What is required.
Which lines hold the word "avec"? Show each of them.

Start Records for processing

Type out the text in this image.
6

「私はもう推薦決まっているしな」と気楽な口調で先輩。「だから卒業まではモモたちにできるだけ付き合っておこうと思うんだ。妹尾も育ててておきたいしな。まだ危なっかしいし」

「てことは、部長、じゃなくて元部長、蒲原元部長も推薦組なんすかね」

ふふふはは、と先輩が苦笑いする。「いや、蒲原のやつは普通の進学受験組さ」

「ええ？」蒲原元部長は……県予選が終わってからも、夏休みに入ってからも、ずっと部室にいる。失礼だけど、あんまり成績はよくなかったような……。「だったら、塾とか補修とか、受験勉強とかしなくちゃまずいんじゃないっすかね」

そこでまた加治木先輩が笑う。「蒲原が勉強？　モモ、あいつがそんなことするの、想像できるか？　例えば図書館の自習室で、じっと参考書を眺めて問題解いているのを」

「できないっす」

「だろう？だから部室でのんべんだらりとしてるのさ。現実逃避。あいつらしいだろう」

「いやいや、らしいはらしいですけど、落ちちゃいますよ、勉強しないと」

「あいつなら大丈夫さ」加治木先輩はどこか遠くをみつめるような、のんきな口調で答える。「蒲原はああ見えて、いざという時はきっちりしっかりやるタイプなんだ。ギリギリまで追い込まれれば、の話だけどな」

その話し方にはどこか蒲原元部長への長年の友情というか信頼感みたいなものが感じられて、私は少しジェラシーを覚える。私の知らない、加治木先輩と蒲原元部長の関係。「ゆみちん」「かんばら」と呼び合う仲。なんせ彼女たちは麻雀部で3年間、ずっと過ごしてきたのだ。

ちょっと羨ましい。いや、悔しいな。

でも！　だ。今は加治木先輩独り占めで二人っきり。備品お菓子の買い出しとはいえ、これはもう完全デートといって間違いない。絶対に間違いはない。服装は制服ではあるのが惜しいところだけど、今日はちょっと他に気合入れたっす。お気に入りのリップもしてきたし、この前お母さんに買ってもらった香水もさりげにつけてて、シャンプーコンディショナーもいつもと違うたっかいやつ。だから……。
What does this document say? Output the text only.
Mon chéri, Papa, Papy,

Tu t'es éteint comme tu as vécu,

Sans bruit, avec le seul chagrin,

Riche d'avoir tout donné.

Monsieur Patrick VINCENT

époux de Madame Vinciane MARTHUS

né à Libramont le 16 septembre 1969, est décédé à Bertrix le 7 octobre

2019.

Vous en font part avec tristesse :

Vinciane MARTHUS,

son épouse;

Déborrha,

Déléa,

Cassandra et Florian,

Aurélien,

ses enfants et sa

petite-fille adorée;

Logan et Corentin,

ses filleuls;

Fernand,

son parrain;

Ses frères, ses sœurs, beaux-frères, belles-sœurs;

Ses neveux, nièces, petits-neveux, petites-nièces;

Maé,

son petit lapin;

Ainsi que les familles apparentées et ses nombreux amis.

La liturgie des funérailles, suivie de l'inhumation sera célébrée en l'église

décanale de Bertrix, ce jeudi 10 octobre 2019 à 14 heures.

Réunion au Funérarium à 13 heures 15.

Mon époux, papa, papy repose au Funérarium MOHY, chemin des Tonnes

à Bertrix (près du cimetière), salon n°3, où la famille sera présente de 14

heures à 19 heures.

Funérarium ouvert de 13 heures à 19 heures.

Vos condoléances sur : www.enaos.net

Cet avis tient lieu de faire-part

End Records for processing

Answer.
Sans bruit, avec le seul chagrin,
Vous en font part avec tristesse :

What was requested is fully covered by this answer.